• _WORK INSTRUCTION_:
Nothing should differ between your answer and the records below.

[Dataset records of page text]

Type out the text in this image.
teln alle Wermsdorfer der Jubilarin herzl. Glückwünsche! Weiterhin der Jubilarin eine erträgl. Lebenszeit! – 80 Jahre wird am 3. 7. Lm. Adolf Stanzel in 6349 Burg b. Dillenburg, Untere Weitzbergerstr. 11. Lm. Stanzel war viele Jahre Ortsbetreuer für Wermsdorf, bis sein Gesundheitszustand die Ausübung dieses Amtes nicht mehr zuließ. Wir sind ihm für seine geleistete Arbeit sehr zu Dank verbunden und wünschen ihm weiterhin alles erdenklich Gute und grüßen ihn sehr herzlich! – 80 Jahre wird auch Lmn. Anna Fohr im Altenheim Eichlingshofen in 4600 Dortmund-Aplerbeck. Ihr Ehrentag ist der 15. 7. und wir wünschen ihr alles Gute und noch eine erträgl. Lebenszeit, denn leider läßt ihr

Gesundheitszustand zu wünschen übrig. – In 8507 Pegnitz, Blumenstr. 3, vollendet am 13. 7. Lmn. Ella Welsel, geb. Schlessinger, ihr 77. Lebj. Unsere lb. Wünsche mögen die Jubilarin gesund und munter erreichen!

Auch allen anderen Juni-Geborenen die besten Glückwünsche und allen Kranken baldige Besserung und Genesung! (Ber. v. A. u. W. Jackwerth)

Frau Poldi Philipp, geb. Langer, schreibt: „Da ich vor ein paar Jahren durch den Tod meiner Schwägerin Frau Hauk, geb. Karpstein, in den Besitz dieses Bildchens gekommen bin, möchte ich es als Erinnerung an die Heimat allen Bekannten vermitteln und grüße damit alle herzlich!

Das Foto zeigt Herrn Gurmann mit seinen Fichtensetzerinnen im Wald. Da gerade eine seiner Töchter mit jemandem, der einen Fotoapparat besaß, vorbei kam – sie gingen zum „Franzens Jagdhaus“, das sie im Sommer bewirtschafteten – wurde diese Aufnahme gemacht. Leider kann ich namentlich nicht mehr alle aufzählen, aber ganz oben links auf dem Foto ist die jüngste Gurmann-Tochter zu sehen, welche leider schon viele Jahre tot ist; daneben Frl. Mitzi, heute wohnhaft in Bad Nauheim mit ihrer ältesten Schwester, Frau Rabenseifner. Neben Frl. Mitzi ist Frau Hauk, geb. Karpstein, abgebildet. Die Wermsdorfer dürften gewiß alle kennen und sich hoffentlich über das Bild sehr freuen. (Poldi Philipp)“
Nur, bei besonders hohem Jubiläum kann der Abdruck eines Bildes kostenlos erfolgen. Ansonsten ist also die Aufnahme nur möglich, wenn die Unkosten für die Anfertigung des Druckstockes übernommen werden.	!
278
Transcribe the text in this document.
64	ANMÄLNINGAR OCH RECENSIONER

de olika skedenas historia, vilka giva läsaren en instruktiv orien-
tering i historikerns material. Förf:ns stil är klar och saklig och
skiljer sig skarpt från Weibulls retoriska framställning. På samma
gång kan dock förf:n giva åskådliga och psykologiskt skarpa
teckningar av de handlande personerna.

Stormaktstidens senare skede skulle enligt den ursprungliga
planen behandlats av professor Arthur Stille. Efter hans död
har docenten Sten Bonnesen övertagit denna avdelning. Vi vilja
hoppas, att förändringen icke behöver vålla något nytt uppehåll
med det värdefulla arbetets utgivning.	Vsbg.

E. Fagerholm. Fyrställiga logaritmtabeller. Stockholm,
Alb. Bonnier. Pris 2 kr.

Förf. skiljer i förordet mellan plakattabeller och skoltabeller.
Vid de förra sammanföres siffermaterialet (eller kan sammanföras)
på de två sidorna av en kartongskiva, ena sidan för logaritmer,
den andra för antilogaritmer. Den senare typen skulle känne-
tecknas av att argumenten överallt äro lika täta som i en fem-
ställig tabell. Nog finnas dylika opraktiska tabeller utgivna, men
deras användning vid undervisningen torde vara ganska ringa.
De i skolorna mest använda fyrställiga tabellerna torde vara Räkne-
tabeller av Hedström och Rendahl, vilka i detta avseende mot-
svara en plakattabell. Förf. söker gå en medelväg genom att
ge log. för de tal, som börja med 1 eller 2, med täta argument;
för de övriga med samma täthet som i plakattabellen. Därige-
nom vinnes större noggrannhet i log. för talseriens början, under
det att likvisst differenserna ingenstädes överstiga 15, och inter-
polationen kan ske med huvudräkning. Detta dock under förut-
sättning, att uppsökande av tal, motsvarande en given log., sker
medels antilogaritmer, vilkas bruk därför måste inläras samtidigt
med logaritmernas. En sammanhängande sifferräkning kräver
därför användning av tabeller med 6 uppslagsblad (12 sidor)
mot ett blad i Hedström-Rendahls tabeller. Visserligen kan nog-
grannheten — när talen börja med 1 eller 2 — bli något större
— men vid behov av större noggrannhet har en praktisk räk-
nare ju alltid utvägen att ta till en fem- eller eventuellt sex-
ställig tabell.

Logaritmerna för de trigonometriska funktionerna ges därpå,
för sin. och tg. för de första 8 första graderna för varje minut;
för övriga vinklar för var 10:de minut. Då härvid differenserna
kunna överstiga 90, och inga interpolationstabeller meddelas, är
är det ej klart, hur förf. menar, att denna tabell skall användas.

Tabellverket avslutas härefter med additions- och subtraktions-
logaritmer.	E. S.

• _RESPONSE TO THE EXERCISE_:
Type out the text in this image.
teln alle Wermsdorfer der Jubilarin herzl. Glückwünsche! Weiterhin der Jubilarin eine erträgl. Lebenszeit! – 80 Jahre wird am 3. 7. Lm. Adolf Stanzel in 6349 Burg b. Dillenburg, Untere Weitzbergerstr. 11. Lm. Stanzel war viele Jahre Ortsbetreuer für Wermsdorf, bis sein Gesundheitszustand die Ausübung dieses Amtes nicht mehr zuließ. Wir sind ihm für seine geleistete Arbeit sehr zu Dank verbunden und wünschen ihm weiterhin alles erdenklich Gute und grüßen ihn sehr herzlich! – 80 Jahre wird auch Lmn. Anna Fohr im Altenheim Eichlingshofen in 4600 Dortmund-Aplerbeck. Ihr Ehrentag ist der 15. 7. und wir wünschen ihr alles Gute und noch eine erträgl. Lebenszeit, denn leider läßt ihr

Gesundheitszustand zu wünschen übrig. – In 8507 Pegnitz, Blumenstr. 3, vollendet am 13. 7. Lmn. Ella Welsel, geb. Schlessinger, ihr 77. Lebj. Unsere lb. Wünsche mögen die Jubilarin gesund und munter erreichen!

Auch allen anderen Juni-Geborenen die besten Glückwünsche und allen Kranken baldige Besserung und Genesung! (Ber. v. A. u. W. Jackwerth)

Frau Poldi Philipp, geb. Langer, schreibt: „Da ich vor ein paar Jahren durch den Tod meiner Schwägerin Frau Hauk, geb. Karpstein, in den Besitz dieses Bildchens gekommen bin, möchte ich es als Erinnerung an die Heimat allen Bekannten vermitteln und grüße damit alle herzlich!

Das Foto zeigt Herrn Gurmann mit seinen Fichtensetzerinnen im Wald. Da gerade eine seiner Töchter mit jemandem, der einen Fotoapparat besaß, vorbei kam – sie gingen zum „Franzens Jagdhaus“, das sie im Sommer bewirtschafteten – wurde diese Aufnahme gemacht. Leider kann ich namentlich nicht mehr alle aufzählen, aber ganz oben links auf dem Foto ist die jüngste Gurmann-Tochter zu sehen, welche leider schon viele Jahre tot ist; daneben Frl. Mitzi, heute wohnhaft in Bad Nauheim mit ihrer ältesten Schwester, Frau Rabenseifner. Neben Frl. Mitzi ist Frau Hauk, geb. Karpstein, abgebildet. Die Wermsdorfer dürften gewiß alle kennen und sich hoffentlich über das Bild sehr freuen. (Poldi Philipp)“
Nur, bei besonders hohem Jubiläum kann der Abdruck eines Bildes kostenlos erfolgen. Ansonsten ist also die Aufnahme nur möglich, wenn die Unkosten für die Anfertigung des Druckstockes übernommen werden.	!
278
Transcribe the text in this document.
64	ANMÄLNINGAR OCH RECENSIONER

de olika skedenas historia, vilka giva läsaren en instruktiv orien-
tering i historikerns material. Förf:ns stil är klar och saklig och
skiljer sig skarpt från Weibulls retoriska framställning. På samma
gång kan dock förf:n giva åskådliga och psykologiskt skarpa
teckningar av de handlande personerna.

Stormaktstidens senare skede skulle enligt den ursprungliga
planen behandlats av professor Arthur Stille. Efter hans död
har docenten Sten Bonnesen övertagit denna avdelning. Vi vilja
hoppas, att förändringen icke behöver vålla något nytt uppehåll
med det värdefulla arbetets utgivning.	Vsbg.

E. Fagerholm. Fyrställiga logaritmtabeller. Stockholm,
Alb. Bonnier. Pris 2 kr.

Förf. skiljer i förordet mellan plakattabeller och skoltabeller.
Vid de förra sammanföres siffermaterialet (eller kan sammanföras)
på de två sidorna av en kartongskiva, ena sidan för logaritmer,
den andra för antilogaritmer. Den senare typen skulle känne-
tecknas av att argumenten överallt äro lika täta som i en fem-
ställig tabell. Nog finnas dylika opraktiska tabeller utgivna, men
deras användning vid undervisningen torde vara ganska ringa.
De i skolorna mest använda fyrställiga tabellerna torde vara Räkne-
tabeller av Hedström och Rendahl, vilka i detta avseende mot-
svara en plakattabell. Förf. söker gå en medelväg genom att
ge log. för de tal, som börja med 1 eller 2, med täta argument;
för de övriga med samma täthet som i plakattabellen. Därige-
nom vinnes större noggrannhet i log. för talseriens början, under
det att likvisst differenserna ingenstädes överstiga 15, och inter-
polationen kan ske med huvudräkning. Detta dock under förut-
sättning, att uppsökande av tal, motsvarande en given log., sker
medels antilogaritmer, vilkas bruk därför måste inläras samtidigt
med logaritmernas. En sammanhängande sifferräkning kräver
därför användning av tabeller med 6 uppslagsblad (12 sidor)
mot ett blad i Hedström-Rendahls tabeller. Visserligen kan nog-
grannheten — när talen börja med 1 eller 2 — bli något större
— men vid behov av större noggrannhet har en praktisk räk-
nare ju alltid utvägen att ta till en fem- eller eventuellt sex-
ställig tabell.

Logaritmerna för de trigonometriska funktionerna ges därpå,
för sin. och tg. för de första 8 första graderna för varje minut;
för övriga vinklar för var 10:de minut. Då härvid differenserna
kunna överstiga 90, och inga interpolationstabeller meddelas, är
är det ej klart, hur förf. menar, att denna tabell skall användas.

Tabellverket avslutas härefter med additions- och subtraktions-
logaritmer.	E. S.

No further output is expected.